* _Work required_: Your task is to copy the listing exactly, with the pictures left out.

* _Record set_:
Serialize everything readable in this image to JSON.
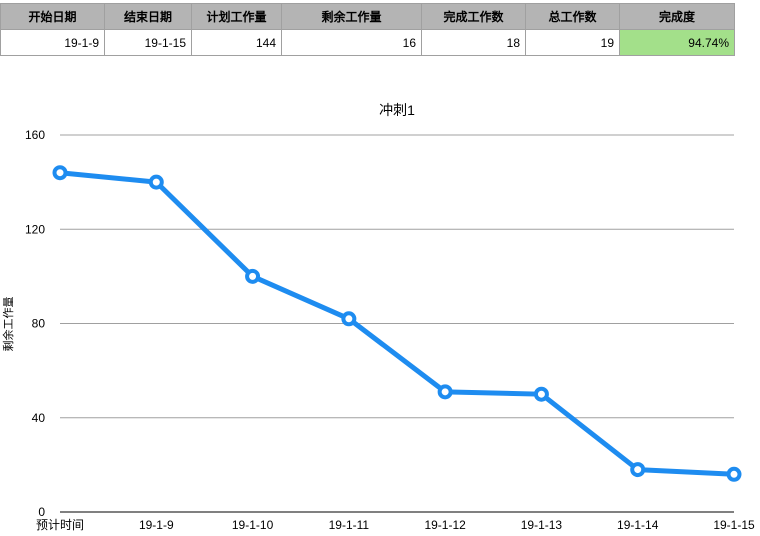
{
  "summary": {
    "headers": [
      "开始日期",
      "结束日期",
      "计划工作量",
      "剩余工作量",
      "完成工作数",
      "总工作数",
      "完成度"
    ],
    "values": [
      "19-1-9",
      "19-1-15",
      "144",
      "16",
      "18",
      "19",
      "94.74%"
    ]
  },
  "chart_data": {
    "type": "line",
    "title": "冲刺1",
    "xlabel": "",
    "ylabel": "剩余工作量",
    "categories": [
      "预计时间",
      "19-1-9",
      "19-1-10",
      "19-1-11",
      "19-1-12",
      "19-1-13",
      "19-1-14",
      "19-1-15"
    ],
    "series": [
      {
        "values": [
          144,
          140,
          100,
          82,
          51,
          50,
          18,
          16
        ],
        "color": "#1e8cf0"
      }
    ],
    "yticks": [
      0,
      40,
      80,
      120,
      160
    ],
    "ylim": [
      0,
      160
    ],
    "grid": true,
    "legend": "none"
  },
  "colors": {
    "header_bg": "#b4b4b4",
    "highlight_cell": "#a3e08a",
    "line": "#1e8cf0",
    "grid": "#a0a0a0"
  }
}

* _Completed task_:
Serialize everything readable in this image to JSON.
{
  "summary": {
    "headers": [
      "开始日期",
      "结束日期",
      "计划工作量",
      "剩余工作量",
      "完成工作数",
      "总工作数",
      "完成度"
    ],
    "values": [
      "19-1-9",
      "19-1-15",
      "144",
      "16",
      "18",
      "19",
      "94.74%"
    ]
  },
  "chart_data": {
    "type": "line",
    "title": "冲刺1",
    "xlabel": "",
    "ylabel": "剩余工作量",
    "categories": [
      "预计时间",
      "19-1-9",
      "19-1-10",
      "19-1-11",
      "19-1-12",
      "19-1-13",
      "19-1-14",
      "19-1-15"
    ],
    "series": [
      {
        "values": [
          144,
          140,
          100,
          82,
          51,
          50,
          18,
          16
        ],
        "color": "#1e8cf0"
      }
    ],
    "yticks": [
      0,
      40,
      80,
      120,
      160
    ],
    "ylim": [
      0,
      160
    ],
    "grid": true,
    "legend": "none"
  },
  "colors": {
    "header_bg": "#b4b4b4",
    "highlight_cell": "#a3e08a",
    "line": "#1e8cf0",
    "grid": "#a0a0a0"
  }
}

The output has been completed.